- GOAL
Find every line in the records that holds the string "image". Copy each one.

- PROVIDED INFORMATION

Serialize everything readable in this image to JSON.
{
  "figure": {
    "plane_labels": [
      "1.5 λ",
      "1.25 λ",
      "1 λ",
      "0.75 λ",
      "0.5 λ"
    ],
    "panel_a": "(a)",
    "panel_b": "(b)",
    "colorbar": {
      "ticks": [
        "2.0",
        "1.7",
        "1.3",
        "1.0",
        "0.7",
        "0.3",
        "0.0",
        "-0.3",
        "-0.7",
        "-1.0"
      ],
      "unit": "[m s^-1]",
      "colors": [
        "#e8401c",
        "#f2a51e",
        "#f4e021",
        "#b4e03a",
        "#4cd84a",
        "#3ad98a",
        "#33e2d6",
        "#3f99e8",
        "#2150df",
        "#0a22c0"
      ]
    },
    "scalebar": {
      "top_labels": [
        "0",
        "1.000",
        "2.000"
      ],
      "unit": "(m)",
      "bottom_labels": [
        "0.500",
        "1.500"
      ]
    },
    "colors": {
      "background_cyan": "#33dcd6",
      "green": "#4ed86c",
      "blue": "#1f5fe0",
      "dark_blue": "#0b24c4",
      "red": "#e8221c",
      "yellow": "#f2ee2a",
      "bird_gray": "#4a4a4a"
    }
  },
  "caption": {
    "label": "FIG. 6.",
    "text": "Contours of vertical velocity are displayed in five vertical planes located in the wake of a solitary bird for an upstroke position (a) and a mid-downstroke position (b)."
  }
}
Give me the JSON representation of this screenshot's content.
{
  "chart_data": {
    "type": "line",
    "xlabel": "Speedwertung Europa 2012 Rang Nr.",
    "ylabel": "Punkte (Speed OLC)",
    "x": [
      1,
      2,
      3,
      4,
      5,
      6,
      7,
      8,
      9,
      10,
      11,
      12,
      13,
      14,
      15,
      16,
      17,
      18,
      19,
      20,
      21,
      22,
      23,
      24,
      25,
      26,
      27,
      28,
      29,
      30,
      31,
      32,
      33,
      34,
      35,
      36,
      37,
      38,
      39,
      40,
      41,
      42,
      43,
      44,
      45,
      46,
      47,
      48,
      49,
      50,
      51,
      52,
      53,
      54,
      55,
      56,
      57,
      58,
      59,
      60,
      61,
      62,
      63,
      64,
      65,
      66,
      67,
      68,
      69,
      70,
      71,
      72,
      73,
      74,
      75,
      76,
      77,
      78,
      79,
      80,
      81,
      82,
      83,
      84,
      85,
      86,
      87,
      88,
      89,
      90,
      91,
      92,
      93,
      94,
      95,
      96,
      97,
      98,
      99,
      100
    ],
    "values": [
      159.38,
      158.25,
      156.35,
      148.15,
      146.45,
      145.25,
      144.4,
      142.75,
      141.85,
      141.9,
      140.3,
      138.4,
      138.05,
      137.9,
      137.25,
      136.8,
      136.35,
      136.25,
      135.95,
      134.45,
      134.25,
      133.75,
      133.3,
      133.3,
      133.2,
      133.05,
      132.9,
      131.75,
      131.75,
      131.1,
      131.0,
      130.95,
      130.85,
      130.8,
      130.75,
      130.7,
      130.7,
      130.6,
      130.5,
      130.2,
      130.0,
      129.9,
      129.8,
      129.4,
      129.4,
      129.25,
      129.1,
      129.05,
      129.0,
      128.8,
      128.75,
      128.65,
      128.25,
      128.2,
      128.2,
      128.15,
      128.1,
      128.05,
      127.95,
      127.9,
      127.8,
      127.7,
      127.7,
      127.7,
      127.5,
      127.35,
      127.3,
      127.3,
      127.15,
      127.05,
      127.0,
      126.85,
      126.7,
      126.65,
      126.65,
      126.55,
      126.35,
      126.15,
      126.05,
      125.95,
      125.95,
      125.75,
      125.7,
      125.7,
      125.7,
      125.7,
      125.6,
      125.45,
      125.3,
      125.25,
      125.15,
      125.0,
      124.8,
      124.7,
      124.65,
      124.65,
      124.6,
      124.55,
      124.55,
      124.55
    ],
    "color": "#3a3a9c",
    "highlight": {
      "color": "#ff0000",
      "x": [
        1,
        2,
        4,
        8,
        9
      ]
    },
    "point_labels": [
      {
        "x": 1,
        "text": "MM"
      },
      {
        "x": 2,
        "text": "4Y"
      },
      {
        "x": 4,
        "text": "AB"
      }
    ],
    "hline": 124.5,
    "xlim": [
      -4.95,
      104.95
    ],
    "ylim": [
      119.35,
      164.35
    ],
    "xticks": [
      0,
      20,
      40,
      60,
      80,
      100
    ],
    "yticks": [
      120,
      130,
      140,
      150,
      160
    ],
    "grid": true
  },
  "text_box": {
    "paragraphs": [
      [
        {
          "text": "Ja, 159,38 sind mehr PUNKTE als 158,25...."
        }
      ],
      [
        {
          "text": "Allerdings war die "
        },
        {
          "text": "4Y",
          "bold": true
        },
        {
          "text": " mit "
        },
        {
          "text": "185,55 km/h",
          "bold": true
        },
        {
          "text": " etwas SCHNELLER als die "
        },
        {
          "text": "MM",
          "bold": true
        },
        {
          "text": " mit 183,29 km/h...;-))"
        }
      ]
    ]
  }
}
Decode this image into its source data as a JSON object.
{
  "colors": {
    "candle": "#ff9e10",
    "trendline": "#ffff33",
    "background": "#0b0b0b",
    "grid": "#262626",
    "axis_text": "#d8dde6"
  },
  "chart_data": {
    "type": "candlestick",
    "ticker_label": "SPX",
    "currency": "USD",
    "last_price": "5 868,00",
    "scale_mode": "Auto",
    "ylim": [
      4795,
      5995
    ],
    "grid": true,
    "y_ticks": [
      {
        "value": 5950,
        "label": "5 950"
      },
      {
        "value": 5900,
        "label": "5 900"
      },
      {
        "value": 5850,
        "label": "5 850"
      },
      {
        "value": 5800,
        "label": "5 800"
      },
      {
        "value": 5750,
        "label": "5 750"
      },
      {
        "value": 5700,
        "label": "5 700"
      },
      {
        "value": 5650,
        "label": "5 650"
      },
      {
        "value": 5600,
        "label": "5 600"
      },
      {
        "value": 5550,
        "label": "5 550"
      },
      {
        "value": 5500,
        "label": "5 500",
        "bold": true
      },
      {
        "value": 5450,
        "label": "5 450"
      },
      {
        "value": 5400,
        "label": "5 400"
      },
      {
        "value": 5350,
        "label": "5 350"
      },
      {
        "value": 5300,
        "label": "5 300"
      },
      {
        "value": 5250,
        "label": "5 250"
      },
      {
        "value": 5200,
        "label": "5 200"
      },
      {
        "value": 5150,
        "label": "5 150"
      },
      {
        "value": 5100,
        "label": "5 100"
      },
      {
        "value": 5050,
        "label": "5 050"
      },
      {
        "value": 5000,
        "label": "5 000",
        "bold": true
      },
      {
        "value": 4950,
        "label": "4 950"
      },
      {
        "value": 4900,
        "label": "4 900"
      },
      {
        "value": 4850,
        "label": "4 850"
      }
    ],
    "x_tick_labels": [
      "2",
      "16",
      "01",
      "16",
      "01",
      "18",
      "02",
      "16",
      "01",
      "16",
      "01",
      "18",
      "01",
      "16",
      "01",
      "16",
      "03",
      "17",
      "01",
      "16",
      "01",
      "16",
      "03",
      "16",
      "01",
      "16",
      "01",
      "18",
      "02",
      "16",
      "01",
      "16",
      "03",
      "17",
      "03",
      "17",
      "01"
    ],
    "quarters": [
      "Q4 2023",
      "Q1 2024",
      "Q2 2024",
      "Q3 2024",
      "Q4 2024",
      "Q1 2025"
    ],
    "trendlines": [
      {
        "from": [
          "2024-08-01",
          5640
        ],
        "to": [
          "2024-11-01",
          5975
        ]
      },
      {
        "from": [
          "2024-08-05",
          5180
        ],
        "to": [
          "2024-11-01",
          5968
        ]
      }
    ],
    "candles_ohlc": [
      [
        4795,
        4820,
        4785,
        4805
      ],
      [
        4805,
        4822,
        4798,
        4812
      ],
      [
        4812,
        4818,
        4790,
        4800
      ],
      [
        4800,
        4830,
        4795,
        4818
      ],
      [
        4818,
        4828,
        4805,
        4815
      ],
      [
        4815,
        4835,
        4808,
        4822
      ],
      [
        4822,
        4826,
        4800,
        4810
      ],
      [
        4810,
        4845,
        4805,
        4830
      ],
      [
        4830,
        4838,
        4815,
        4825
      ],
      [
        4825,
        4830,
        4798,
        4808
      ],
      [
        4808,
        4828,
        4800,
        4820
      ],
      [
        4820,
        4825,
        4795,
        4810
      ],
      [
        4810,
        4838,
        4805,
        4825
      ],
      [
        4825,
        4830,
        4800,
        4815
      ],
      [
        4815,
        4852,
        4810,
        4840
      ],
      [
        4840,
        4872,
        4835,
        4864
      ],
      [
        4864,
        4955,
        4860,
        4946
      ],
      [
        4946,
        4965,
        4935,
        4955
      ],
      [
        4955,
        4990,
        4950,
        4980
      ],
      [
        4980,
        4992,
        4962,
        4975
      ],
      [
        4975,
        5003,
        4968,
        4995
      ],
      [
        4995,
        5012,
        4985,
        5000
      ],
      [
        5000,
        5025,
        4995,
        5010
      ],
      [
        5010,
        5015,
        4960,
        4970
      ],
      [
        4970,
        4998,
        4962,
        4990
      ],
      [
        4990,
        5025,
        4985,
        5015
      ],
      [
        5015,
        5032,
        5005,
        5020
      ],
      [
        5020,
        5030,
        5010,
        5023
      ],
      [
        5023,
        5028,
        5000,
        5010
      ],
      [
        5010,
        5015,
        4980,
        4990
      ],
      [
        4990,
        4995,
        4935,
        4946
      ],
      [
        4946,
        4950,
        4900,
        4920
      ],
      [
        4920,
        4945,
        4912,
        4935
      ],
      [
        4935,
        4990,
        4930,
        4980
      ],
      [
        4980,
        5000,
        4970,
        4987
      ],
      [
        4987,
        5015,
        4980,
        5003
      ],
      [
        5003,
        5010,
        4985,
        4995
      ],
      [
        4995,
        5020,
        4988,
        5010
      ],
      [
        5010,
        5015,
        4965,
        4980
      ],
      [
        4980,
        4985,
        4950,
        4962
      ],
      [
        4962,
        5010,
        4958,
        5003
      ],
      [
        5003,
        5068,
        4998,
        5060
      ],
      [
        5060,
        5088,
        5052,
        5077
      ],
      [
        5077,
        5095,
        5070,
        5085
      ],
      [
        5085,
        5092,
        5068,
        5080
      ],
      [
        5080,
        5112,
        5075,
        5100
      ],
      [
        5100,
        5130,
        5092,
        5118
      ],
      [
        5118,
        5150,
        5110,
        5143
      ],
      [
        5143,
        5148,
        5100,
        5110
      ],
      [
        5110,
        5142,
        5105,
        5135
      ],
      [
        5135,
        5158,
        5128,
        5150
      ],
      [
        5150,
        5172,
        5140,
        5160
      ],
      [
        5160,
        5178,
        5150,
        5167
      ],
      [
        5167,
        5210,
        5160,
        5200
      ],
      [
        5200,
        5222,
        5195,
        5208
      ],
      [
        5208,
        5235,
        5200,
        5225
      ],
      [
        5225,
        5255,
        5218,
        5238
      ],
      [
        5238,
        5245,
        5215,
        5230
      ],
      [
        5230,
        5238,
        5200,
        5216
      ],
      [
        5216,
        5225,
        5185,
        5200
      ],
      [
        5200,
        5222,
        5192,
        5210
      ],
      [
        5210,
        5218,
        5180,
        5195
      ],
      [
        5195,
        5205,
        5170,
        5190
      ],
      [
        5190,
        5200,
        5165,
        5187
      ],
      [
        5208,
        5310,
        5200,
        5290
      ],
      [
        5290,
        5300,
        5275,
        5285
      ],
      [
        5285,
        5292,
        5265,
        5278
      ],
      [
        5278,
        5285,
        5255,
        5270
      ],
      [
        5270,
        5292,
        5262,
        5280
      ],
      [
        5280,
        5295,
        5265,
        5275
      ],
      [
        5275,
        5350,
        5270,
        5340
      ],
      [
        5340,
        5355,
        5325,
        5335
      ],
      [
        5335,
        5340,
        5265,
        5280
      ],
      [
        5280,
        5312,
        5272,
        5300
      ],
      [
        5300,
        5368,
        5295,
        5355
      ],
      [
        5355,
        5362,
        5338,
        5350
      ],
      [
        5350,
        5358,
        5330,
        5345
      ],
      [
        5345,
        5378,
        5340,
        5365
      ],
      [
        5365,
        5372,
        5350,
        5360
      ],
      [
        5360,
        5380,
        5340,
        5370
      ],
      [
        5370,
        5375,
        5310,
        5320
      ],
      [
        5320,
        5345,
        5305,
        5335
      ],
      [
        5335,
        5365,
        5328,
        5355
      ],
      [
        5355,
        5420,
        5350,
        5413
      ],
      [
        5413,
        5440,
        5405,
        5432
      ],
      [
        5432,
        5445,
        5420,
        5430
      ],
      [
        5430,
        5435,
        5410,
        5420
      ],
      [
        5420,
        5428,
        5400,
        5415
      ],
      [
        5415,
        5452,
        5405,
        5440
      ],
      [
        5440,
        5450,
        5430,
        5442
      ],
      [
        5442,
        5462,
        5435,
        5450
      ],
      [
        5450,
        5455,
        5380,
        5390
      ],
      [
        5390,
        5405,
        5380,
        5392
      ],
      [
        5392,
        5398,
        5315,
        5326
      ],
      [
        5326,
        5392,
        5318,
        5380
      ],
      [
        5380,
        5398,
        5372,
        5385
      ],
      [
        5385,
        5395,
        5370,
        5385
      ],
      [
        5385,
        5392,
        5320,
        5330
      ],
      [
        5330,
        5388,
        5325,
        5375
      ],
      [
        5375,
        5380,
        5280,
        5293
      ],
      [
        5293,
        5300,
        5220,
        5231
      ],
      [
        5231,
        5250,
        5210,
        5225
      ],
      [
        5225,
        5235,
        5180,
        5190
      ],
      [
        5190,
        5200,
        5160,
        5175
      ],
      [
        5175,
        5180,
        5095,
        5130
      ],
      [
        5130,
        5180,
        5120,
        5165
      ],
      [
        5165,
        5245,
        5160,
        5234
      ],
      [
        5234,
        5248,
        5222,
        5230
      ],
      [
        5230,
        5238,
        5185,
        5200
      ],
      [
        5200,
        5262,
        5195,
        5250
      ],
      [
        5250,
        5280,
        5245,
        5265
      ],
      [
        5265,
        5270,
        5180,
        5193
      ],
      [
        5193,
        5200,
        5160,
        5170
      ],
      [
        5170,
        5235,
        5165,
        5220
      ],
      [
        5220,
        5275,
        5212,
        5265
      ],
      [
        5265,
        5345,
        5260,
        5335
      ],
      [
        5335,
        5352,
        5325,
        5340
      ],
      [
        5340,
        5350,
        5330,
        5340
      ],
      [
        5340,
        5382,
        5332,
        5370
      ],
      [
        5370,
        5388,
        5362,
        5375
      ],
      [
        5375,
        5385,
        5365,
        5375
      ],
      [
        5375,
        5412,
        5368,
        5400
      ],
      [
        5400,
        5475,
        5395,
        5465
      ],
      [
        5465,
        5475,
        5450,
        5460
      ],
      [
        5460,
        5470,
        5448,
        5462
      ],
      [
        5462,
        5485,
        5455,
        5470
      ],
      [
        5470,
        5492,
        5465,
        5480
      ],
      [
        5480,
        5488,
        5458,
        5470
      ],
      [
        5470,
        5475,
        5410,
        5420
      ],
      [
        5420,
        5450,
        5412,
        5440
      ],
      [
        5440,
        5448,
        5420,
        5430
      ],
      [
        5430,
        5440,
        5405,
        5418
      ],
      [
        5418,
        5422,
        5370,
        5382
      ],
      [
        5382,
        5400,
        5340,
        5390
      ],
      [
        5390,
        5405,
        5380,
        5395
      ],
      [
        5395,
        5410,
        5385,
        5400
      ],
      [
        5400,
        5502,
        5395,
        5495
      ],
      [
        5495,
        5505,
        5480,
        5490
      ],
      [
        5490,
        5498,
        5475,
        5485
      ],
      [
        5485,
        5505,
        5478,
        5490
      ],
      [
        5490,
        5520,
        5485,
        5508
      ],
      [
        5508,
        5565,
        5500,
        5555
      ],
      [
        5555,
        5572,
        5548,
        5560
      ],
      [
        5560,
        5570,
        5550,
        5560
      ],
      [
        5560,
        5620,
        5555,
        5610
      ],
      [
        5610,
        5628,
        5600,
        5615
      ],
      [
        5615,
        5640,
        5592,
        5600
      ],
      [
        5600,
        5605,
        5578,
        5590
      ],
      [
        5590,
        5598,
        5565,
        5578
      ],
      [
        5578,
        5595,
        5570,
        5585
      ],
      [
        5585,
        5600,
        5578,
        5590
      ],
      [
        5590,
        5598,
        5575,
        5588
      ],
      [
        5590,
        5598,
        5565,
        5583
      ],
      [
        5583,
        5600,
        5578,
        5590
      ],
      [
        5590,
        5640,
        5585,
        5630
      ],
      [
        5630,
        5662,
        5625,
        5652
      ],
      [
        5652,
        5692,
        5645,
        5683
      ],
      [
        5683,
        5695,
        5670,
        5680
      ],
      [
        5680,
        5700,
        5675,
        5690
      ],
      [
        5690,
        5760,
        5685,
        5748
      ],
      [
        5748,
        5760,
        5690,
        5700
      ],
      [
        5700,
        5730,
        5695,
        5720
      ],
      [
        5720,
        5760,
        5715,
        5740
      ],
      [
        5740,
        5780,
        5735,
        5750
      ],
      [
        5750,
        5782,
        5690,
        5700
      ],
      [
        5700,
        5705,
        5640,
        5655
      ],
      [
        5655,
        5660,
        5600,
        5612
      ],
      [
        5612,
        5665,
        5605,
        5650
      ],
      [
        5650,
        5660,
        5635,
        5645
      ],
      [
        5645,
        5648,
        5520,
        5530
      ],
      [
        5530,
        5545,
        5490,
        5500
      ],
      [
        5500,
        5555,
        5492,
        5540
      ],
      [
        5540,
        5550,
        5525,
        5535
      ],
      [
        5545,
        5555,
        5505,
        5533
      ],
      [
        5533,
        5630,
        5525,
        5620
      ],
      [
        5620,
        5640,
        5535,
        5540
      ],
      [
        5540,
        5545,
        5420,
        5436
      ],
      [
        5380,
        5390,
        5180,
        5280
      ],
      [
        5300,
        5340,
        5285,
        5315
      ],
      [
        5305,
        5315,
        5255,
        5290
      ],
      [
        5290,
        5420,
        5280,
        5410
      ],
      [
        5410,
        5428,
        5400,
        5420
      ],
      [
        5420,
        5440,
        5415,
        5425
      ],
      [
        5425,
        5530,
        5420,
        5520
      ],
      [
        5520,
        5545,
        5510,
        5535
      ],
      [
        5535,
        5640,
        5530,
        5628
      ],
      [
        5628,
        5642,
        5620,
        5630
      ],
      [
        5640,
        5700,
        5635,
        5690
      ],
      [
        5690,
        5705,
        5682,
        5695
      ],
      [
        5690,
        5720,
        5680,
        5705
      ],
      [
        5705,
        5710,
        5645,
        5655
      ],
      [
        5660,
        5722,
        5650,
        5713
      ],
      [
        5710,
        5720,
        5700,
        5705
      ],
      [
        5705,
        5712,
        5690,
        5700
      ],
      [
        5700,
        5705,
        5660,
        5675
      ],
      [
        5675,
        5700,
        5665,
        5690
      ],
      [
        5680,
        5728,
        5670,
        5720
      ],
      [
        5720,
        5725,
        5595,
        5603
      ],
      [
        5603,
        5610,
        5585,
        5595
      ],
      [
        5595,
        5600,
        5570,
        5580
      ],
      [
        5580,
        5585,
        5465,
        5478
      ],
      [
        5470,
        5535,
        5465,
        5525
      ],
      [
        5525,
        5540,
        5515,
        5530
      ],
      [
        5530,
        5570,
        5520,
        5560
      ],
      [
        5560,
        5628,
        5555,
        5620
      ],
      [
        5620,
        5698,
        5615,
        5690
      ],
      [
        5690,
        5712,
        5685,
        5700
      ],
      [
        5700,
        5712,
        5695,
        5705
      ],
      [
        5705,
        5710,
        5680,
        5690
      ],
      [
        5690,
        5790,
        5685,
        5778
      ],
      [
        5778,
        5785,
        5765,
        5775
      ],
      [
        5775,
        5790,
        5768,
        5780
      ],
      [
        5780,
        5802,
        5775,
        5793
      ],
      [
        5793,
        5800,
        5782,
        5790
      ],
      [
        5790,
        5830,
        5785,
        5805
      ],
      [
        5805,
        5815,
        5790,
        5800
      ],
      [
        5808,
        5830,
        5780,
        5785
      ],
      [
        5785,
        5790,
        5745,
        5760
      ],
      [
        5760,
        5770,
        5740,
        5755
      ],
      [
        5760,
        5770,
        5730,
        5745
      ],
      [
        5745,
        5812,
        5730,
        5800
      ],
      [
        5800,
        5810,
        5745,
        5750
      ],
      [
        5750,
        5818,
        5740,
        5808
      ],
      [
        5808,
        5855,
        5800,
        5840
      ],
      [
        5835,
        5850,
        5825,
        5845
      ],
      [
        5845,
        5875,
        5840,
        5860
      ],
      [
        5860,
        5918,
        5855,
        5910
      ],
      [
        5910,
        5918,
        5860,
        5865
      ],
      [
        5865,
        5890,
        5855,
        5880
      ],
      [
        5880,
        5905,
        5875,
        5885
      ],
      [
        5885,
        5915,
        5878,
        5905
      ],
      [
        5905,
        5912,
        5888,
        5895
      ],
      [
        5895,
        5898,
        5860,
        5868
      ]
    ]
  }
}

- TASK RESPONSE
Serialize everything readable in this image to JSON.
Decode this image into its source data as a JSON object.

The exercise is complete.